• [Exercise requirements]: An exact copy of the records is required, minus the pictures they hold.

• [Task input]:
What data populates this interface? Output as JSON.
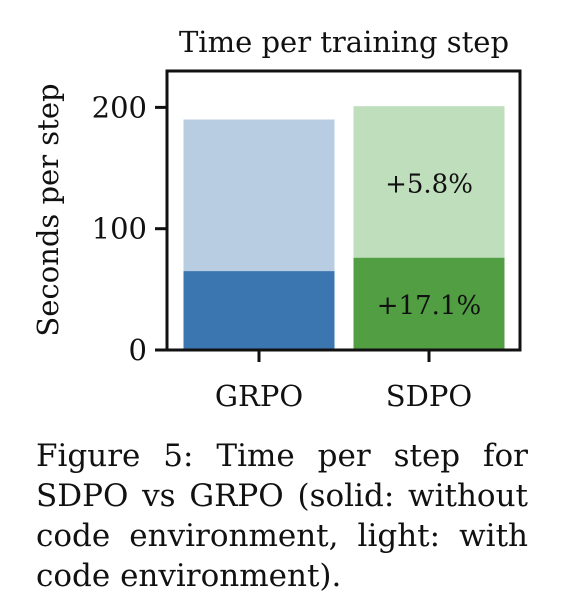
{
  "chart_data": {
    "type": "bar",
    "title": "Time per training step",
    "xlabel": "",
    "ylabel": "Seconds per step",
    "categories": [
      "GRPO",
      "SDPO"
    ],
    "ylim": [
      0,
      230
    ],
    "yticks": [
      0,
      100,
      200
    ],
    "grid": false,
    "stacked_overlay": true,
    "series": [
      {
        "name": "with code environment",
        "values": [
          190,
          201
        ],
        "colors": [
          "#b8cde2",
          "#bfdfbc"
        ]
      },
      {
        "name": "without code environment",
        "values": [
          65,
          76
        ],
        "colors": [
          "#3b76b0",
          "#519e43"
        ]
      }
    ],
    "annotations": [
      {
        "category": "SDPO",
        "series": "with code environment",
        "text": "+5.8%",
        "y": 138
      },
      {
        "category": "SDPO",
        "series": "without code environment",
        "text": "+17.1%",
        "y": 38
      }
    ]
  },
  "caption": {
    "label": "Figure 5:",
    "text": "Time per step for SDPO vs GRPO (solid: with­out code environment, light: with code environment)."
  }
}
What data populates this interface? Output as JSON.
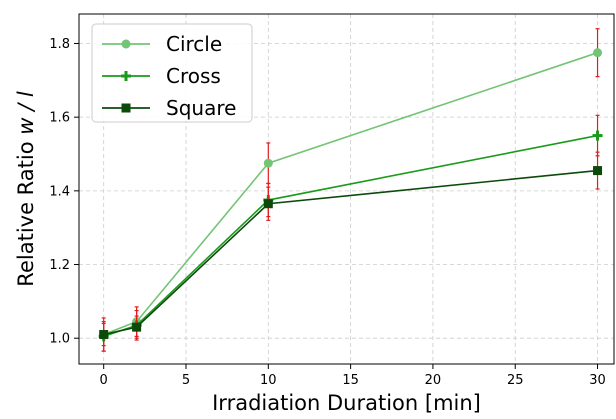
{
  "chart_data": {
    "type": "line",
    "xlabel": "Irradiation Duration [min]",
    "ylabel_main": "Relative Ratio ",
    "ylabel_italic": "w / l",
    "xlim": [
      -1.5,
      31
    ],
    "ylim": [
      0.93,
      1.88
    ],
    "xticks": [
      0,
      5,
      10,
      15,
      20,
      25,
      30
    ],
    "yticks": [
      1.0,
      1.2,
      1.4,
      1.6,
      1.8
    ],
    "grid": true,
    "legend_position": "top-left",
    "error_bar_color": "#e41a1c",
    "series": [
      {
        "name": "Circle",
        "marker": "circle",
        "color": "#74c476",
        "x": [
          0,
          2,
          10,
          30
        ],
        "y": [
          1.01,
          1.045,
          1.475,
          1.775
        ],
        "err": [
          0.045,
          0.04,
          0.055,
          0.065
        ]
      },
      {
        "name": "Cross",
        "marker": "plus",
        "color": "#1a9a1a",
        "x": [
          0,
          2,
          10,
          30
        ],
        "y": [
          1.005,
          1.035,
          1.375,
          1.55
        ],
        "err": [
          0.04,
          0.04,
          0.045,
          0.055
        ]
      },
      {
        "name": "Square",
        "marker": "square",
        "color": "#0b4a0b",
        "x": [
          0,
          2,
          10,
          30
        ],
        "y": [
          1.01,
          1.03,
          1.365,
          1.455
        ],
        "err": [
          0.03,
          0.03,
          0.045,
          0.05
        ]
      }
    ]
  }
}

• [Task output]:
What data populates this interface? Output as JSON.
{
  "chart_data": {
    "type": "bar",
    "title": "Time per training step",
    "xlabel": "",
    "ylabel": "Seconds per step",
    "categories": [
      "GRPO",
      "SDPO"
    ],
    "ylim": [
      0,
      230
    ],
    "yticks": [
      0,
      100,
      200
    ],
    "grid": false,
    "stacked_overlay": true,
    "series": [
      {
        "name": "with code environment",
        "values": [
          190,
          201
        ],
        "colors": [
          "#b8cde2",
          "#bfdfbc"
        ]
      },
      {
        "name": "without code environment",
        "values": [
          65,
          76
        ],
        "colors": [
          "#3b76b0",
          "#519e43"
        ]
      }
    ],
    "annotations": [
      {
        "category": "SDPO",
        "series": "with code environment",
        "text": "+5.8%",
        "y": 138
      },
      {
        "category": "SDPO",
        "series": "without code environment",
        "text": "+17.1%",
        "y": 38
      }
    ]
  },
  "caption": {
    "label": "Figure 5:",
    "text": "Time per step for SDPO vs GRPO (solid: with­out code environment, light: with code environment)."
  }
}
What data populates this interface? Output as JSON.
{
  "chart_data": {
    "type": "line",
    "xlabel": "Irradiation Duration [min]",
    "ylabel_main": "Relative Ratio ",
    "ylabel_italic": "w / l",
    "xlim": [
      -1.5,
      31
    ],
    "ylim": [
      0.93,
      1.88
    ],
    "xticks": [
      0,
      5,
      10,
      15,
      20,
      25,
      30
    ],
    "yticks": [
      1.0,
      1.2,
      1.4,
      1.6,
      1.8
    ],
    "grid": true,
    "legend_position": "top-left",
    "error_bar_color": "#e41a1c",
    "series": [
      {
        "name": "Circle",
        "marker": "circle",
        "color": "#74c476",
        "x": [
          0,
          2,
          10,
          30
        ],
        "y": [
          1.01,
          1.045,
          1.475,
          1.775
        ],
        "err": [
          0.045,
          0.04,
          0.055,
          0.065
        ]
      },
      {
        "name": "Cross",
        "marker": "plus",
        "color": "#1a9a1a",
        "x": [
          0,
          2,
          10,
          30
        ],
        "y": [
          1.005,
          1.035,
          1.375,
          1.55
        ],
        "err": [
          0.04,
          0.04,
          0.045,
          0.055
        ]
      },
      {
        "name": "Square",
        "marker": "square",
        "color": "#0b4a0b",
        "x": [
          0,
          2,
          10,
          30
        ],
        "y": [
          1.01,
          1.03,
          1.365,
          1.455
        ],
        "err": [
          0.03,
          0.03,
          0.045,
          0.05
        ]
      }
    ]
  }
}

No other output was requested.